Exercise objective
Return every record below exactly as written, omitting any pictures.

Information supplied
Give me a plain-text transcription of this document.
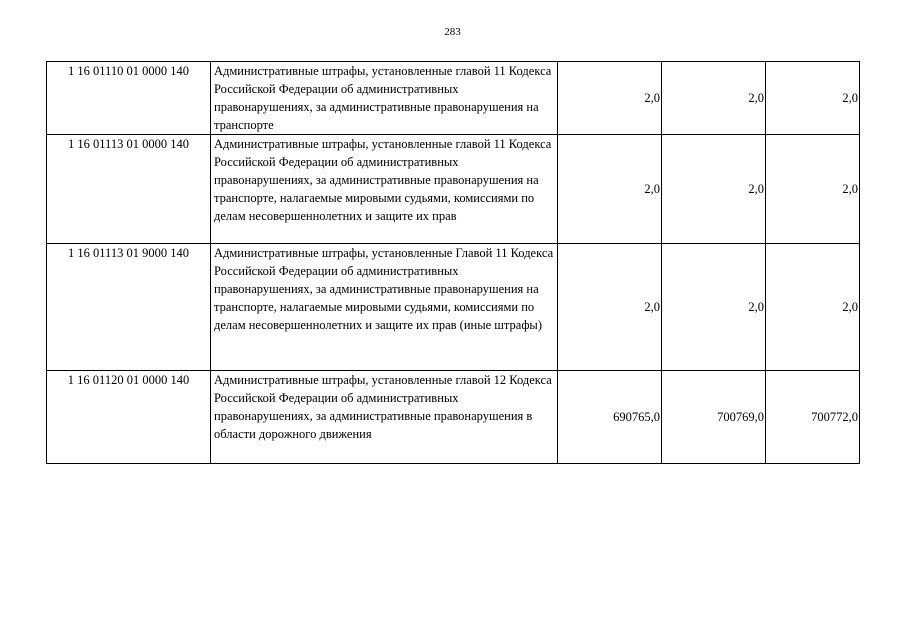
283
1 16 01110 01 0000 140	Административные штрафы, установленные главой 11 Кодекса Российской Федерации об административных правонарушениях, за административные правонарушения на транспорте	2,0	2,0	2,0
1 16 01113 01 0000 140	Административные штрафы, установленные главой 11 Кодекса Российской Федерации об административных правонарушениях, за административные правонарушения на транспорте, налагаемые мировыми судьями, комиссиями по делам несовершеннолетних и защите их прав	2,0	2,0	2,0
1 16 01113 01 9000 140	Административные штрафы, установленные Главой 11 Кодекса Российской Федерации об административных правонарушениях, за административные правонарушения на транспорте, налагаемые мировыми судьями, комиссиями по делам несовершеннолетних и защите их прав (иные штрафы)	2,0	2,0	2,0
1 16 01120 01 0000 140	Административные штрафы, установленные главой 12 Кодекса Российской Федерации об административных правонарушениях, за административные правонарушения в области дорожного движения	690765,0	700769,0	700772,0
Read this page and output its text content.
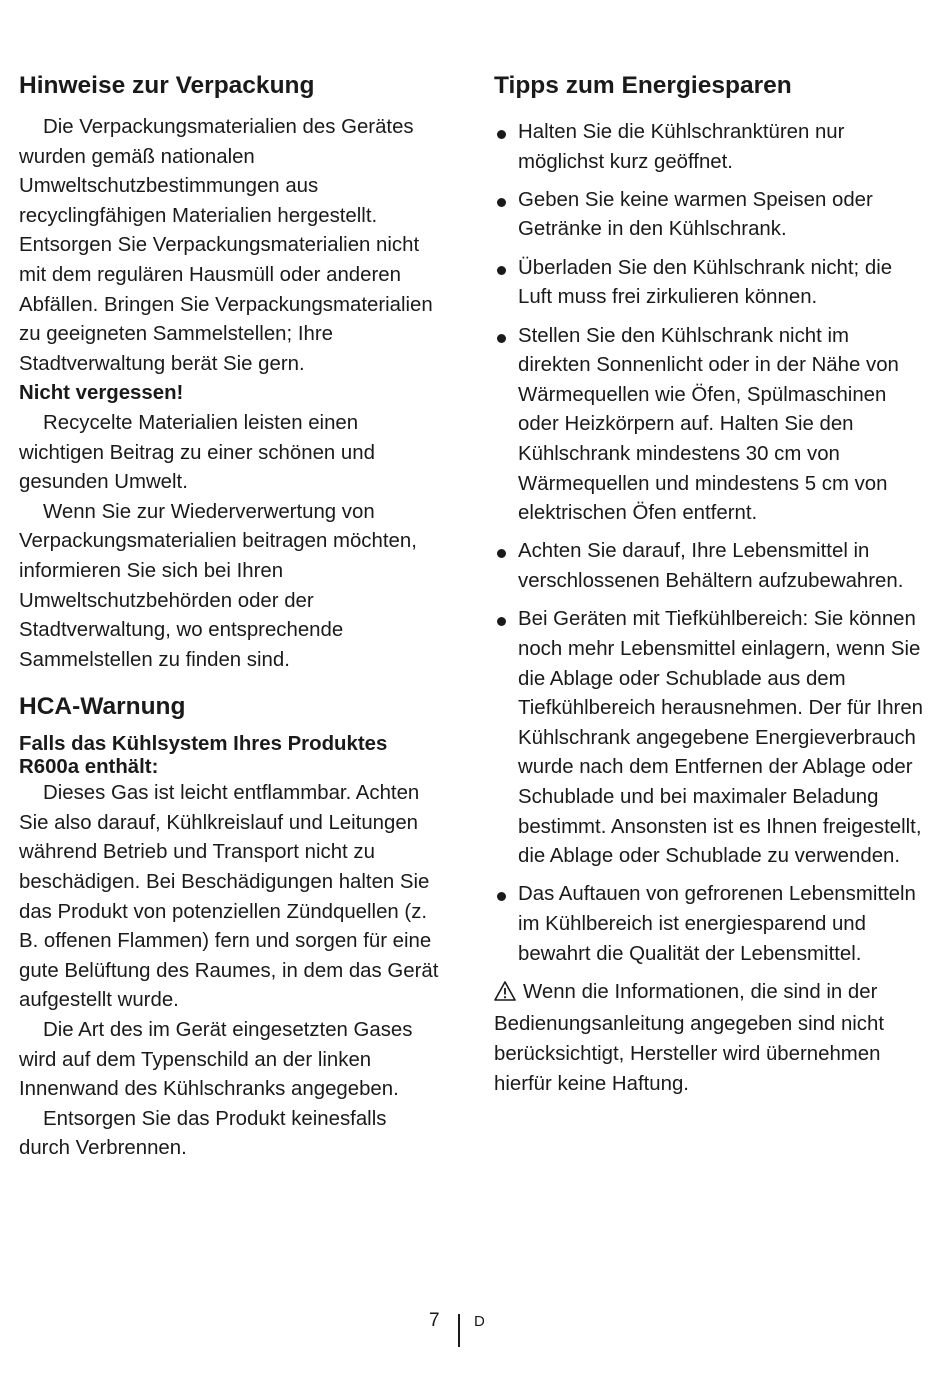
Hinweise zur Verpackung

Die Verpackungsmaterialien des Gerätes wurden gemäß nationalen Umweltschutzbestimmungen aus recyclingfähigen Materialien hergestellt. Entsorgen Sie Verpackungsmaterialien nicht mit dem regulären Hausmüll oder anderen Abfällen. Bringen Sie Verpackungsmaterialien zu geeigneten Sammelstellen; Ihre Stadtverwaltung berät Sie gern.

Nicht vergessen!

Recycelte Materialien leisten einen wichtigen Beitrag zu einer schönen und gesunden Umwelt.

Wenn Sie zur Wiederverwertung von Verpackungsmaterialien beitragen möchten, informieren Sie sich bei Ihren Umweltschutzbehörden oder der Stadtverwaltung, wo entsprechende Sammelstellen zu finden sind.

HCA-Warnung
Falls das Kühlsystem Ihres Produktes R600a enthält:

Dieses Gas ist leicht entflammbar. Achten Sie also darauf, Kühlkreislauf und Leitungen während Betrieb und Transport nicht zu beschädigen. Bei Beschädigungen halten Sie das Produkt von potenziellen Zündquellen (z. B. offenen Flammen) fern und sorgen für eine gute Belüftung des Raumes, in dem das Gerät aufgestellt wurde.

Die Art des im Gerät eingesetzten Gases wird auf dem Typenschild an der linken Innenwand des Kühlschranks angegeben.

Entsorgen Sie das Produkt keinesfalls durch Verbrennen.

Tipps zum Energiesparen
Halten Sie die Kühlschranktüren nur möglichst kurz geöffnet.
Geben Sie keine warmen Speisen oder Getränke in den Kühlschrank.
Überladen Sie den Kühlschrank nicht; die Luft muss frei zirkulieren können.
Stellen Sie den Kühlschrank nicht im direkten Sonnenlicht oder in der Nähe von Wärmequellen wie Öfen, Spülmaschinen oder Heizkörpern auf. Halten Sie den Kühlschrank mindestens 30 cm von Wärmequellen und mindestens 5 cm von elektrischen Öfen entfernt.
Achten Sie darauf, Ihre Lebensmittel in verschlossenen Behältern aufzubewahren.
Bei Geräten mit Tiefkühlbereich: Sie können noch mehr Lebensmittel einlagern, wenn Sie die Ablage oder Schublade aus dem Tiefkühlbereich herausnehmen. Der für Ihren Kühlschrank angegebene Energieverbrauch wurde nach dem Entfernen der Ablage oder Schublade und bei maximaler Beladung bestimmt. Ansonsten ist es Ihnen freigestellt, die Ablage oder Schublade zu verwenden.
Das Auftauen von gefrorenen Lebensmitteln im Kühlbereich ist energiesparend und bewahrt die Qualität der Lebensmittel.

Wenn die Informationen, die sind in der Bedienungsanleitung angegeben sind nicht berücksichtigt, Hersteller wird übernehmen hierfür keine Haftung.

7 D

Answer to this exercise
Give me a plain-text transcription of this document.
283
1 16 01110 01 0000 140	Административные штрафы, установленные главой 11 Кодекса Российской Федерации об административных правонарушениях, за административные правонарушения на транспорте	2,0	2,0	2,0
1 16 01113 01 0000 140	Административные штрафы, установленные главой 11 Кодекса Российской Федерации об административных правонарушениях, за административные правонарушения на транспорте, налагаемые мировыми судьями, комиссиями по делам несовершеннолетних и защите их прав	2,0	2,0	2,0
1 16 01113 01 9000 140	Административные штрафы, установленные Главой 11 Кодекса Российской Федерации об административных правонарушениях, за административные правонарушения на транспорте, налагаемые мировыми судьями, комиссиями по делам несовершеннолетних и защите их прав (иные штрафы)	2,0	2,0	2,0
1 16 01120 01 0000 140	Административные штрафы, установленные главой 12 Кодекса Российской Федерации об административных правонарушениях, за административные правонарушения в области дорожного движения	690765,0	700769,0	700772,0
Read this page and output its text content.
Hinweise zur Verpackung

Die Verpackungsmaterialien des Gerätes wurden gemäß nationalen Umweltschutzbestimmungen aus recyclingfähigen Materialien hergestellt. Entsorgen Sie Verpackungsmaterialien nicht mit dem regulären Hausmüll oder anderen Abfällen. Bringen Sie Verpackungsmaterialien zu geeigneten Sammelstellen; Ihre Stadtverwaltung berät Sie gern.

Nicht vergessen!

Recycelte Materialien leisten einen wichtigen Beitrag zu einer schönen und gesunden Umwelt.

Wenn Sie zur Wiederverwertung von Verpackungsmaterialien beitragen möchten, informieren Sie sich bei Ihren Umweltschutzbehörden oder der Stadtverwaltung, wo entsprechende Sammelstellen zu finden sind.

HCA-Warnung
Falls das Kühlsystem Ihres Produktes R600a enthält:

Dieses Gas ist leicht entflammbar. Achten Sie also darauf, Kühlkreislauf und Leitungen während Betrieb und Transport nicht zu beschädigen. Bei Beschädigungen halten Sie das Produkt von potenziellen Zündquellen (z. B. offenen Flammen) fern und sorgen für eine gute Belüftung des Raumes, in dem das Gerät aufgestellt wurde.

Die Art des im Gerät eingesetzten Gases wird auf dem Typenschild an der linken Innenwand des Kühlschranks angegeben.

Entsorgen Sie das Produkt keinesfalls durch Verbrennen.

Tipps zum Energiesparen
Halten Sie die Kühlschranktüren nur möglichst kurz geöffnet.
Geben Sie keine warmen Speisen oder Getränke in den Kühlschrank.
Überladen Sie den Kühlschrank nicht; die Luft muss frei zirkulieren können.
Stellen Sie den Kühlschrank nicht im direkten Sonnenlicht oder in der Nähe von Wärmequellen wie Öfen, Spülmaschinen oder Heizkörpern auf. Halten Sie den Kühlschrank mindestens 30 cm von Wärmequellen und mindestens 5 cm von elektrischen Öfen entfernt.
Achten Sie darauf, Ihre Lebensmittel in verschlossenen Behältern aufzubewahren.
Bei Geräten mit Tiefkühlbereich: Sie können noch mehr Lebensmittel einlagern, wenn Sie die Ablage oder Schublade aus dem Tiefkühlbereich herausnehmen. Der für Ihren Kühlschrank angegebene Energieverbrauch wurde nach dem Entfernen der Ablage oder Schublade und bei maximaler Beladung bestimmt. Ansonsten ist es Ihnen freigestellt, die Ablage oder Schublade zu verwenden.
Das Auftauen von gefrorenen Lebensmitteln im Kühlbereich ist energiesparend und bewahrt die Qualität der Lebensmittel.

Wenn die Informationen, die sind in der Bedienungsanleitung angegeben sind nicht berücksichtigt, Hersteller wird übernehmen hierfür keine Haftung.

7 D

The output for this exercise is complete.